◆ Work to be completed ◆
Omit the pictures and output every entry below exactly as written.

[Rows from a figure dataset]
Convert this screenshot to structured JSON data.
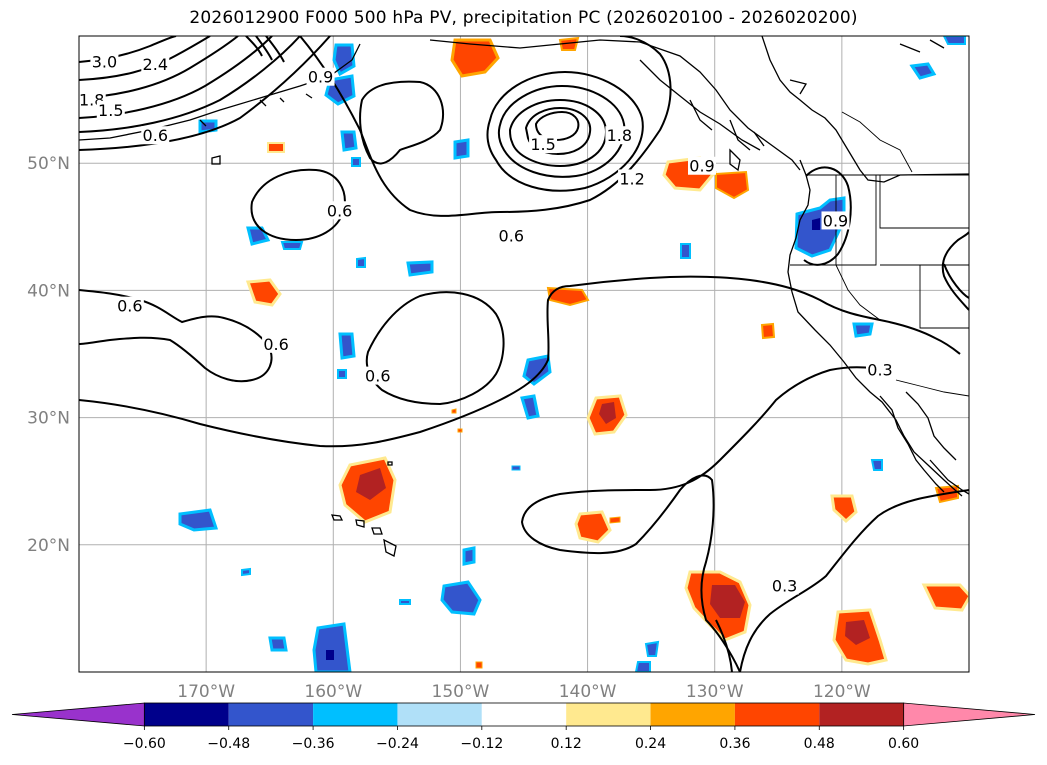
{
  "title": "2026012900 F000 500 hPa PV, precipitation PC (2026020100 - 2026020200)",
  "map": {
    "lon_range": [
      -180,
      -110
    ],
    "lat_range": [
      10,
      60
    ],
    "lon_ticks": [
      {
        "lon": -170,
        "label": "170°W"
      },
      {
        "lon": -160,
        "label": "160°W"
      },
      {
        "lon": -150,
        "label": "150°W"
      },
      {
        "lon": -140,
        "label": "140°W"
      },
      {
        "lon": -130,
        "label": "130°W"
      },
      {
        "lon": -120,
        "label": "120°W"
      }
    ],
    "lat_ticks": [
      {
        "lat": 20,
        "label": "20°N"
      },
      {
        "lat": 30,
        "label": "30°N"
      },
      {
        "lat": 40,
        "label": "40°N"
      },
      {
        "lat": 50,
        "label": "50°N"
      }
    ]
  },
  "contour_labels": [
    {
      "text": "3.0",
      "lon": -178,
      "lat": 58
    },
    {
      "text": "2.4",
      "lon": -174,
      "lat": 57.8
    },
    {
      "text": "1.8",
      "lon": -179,
      "lat": 55
    },
    {
      "text": "1.5",
      "lon": -177.5,
      "lat": 54.2
    },
    {
      "text": "0.9",
      "lon": -161,
      "lat": 56.8
    },
    {
      "text": "0.6",
      "lon": -174,
      "lat": 52.2
    },
    {
      "text": "0.6",
      "lon": -159.5,
      "lat": 46.3
    },
    {
      "text": "0.6",
      "lon": -146,
      "lat": 44.3
    },
    {
      "text": "1.8",
      "lon": -137.5,
      "lat": 52.2
    },
    {
      "text": "1.5",
      "lon": -143.5,
      "lat": 51.5
    },
    {
      "text": "1.2",
      "lon": -136.5,
      "lat": 48.8
    },
    {
      "text": "0.9",
      "lon": -131,
      "lat": 49.8
    },
    {
      "text": "0.6",
      "lon": -176,
      "lat": 38.8
    },
    {
      "text": "0.6",
      "lon": -164.5,
      "lat": 35.8
    },
    {
      "text": "0.6",
      "lon": -156.5,
      "lat": 33.3
    },
    {
      "text": "0.3",
      "lon": -117,
      "lat": 33.8
    },
    {
      "text": "0.3",
      "lon": -124.5,
      "lat": 16.8
    },
    {
      "text": "0.9",
      "lon": -120.5,
      "lat": 45.5
    }
  ],
  "colorbar": {
    "boundaries": [
      "-0.60",
      "-0.48",
      "-0.36",
      "-0.24",
      "-0.12",
      "0.12",
      "0.24",
      "0.36",
      "0.48",
      "0.60"
    ],
    "colors": [
      "#9932cc",
      "#00008b",
      "#3355cc",
      "#00bfff",
      "#b0e0f8",
      "#ffffff",
      "#ffe98f",
      "#ffa500",
      "#ff4500",
      "#b22222",
      "#ff88aa"
    ]
  }
}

◆ Result for this task ◆
Convert this screenshot to structured JSON data.
{
  "title": "2026012900 F000 500 hPa PV, precipitation PC (2026020100 - 2026020200)",
  "map": {
    "lon_range": [
      -180,
      -110
    ],
    "lat_range": [
      10,
      60
    ],
    "lon_ticks": [
      {
        "lon": -170,
        "label": "170°W"
      },
      {
        "lon": -160,
        "label": "160°W"
      },
      {
        "lon": -150,
        "label": "150°W"
      },
      {
        "lon": -140,
        "label": "140°W"
      },
      {
        "lon": -130,
        "label": "130°W"
      },
      {
        "lon": -120,
        "label": "120°W"
      }
    ],
    "lat_ticks": [
      {
        "lat": 20,
        "label": "20°N"
      },
      {
        "lat": 30,
        "label": "30°N"
      },
      {
        "lat": 40,
        "label": "40°N"
      },
      {
        "lat": 50,
        "label": "50°N"
      }
    ]
  },
  "contour_labels": [
    {
      "text": "3.0",
      "lon": -178,
      "lat": 58
    },
    {
      "text": "2.4",
      "lon": -174,
      "lat": 57.8
    },
    {
      "text": "1.8",
      "lon": -179,
      "lat": 55
    },
    {
      "text": "1.5",
      "lon": -177.5,
      "lat": 54.2
    },
    {
      "text": "0.9",
      "lon": -161,
      "lat": 56.8
    },
    {
      "text": "0.6",
      "lon": -174,
      "lat": 52.2
    },
    {
      "text": "0.6",
      "lon": -159.5,
      "lat": 46.3
    },
    {
      "text": "0.6",
      "lon": -146,
      "lat": 44.3
    },
    {
      "text": "1.8",
      "lon": -137.5,
      "lat": 52.2
    },
    {
      "text": "1.5",
      "lon": -143.5,
      "lat": 51.5
    },
    {
      "text": "1.2",
      "lon": -136.5,
      "lat": 48.8
    },
    {
      "text": "0.9",
      "lon": -131,
      "lat": 49.8
    },
    {
      "text": "0.6",
      "lon": -176,
      "lat": 38.8
    },
    {
      "text": "0.6",
      "lon": -164.5,
      "lat": 35.8
    },
    {
      "text": "0.6",
      "lon": -156.5,
      "lat": 33.3
    },
    {
      "text": "0.3",
      "lon": -117,
      "lat": 33.8
    },
    {
      "text": "0.3",
      "lon": -124.5,
      "lat": 16.8
    },
    {
      "text": "0.9",
      "lon": -120.5,
      "lat": 45.5
    }
  ],
  "colorbar": {
    "boundaries": [
      "-0.60",
      "-0.48",
      "-0.36",
      "-0.24",
      "-0.12",
      "0.12",
      "0.24",
      "0.36",
      "0.48",
      "0.60"
    ],
    "colors": [
      "#9932cc",
      "#00008b",
      "#3355cc",
      "#00bfff",
      "#b0e0f8",
      "#ffffff",
      "#ffe98f",
      "#ffa500",
      "#ff4500",
      "#b22222",
      "#ff88aa"
    ]
  }
}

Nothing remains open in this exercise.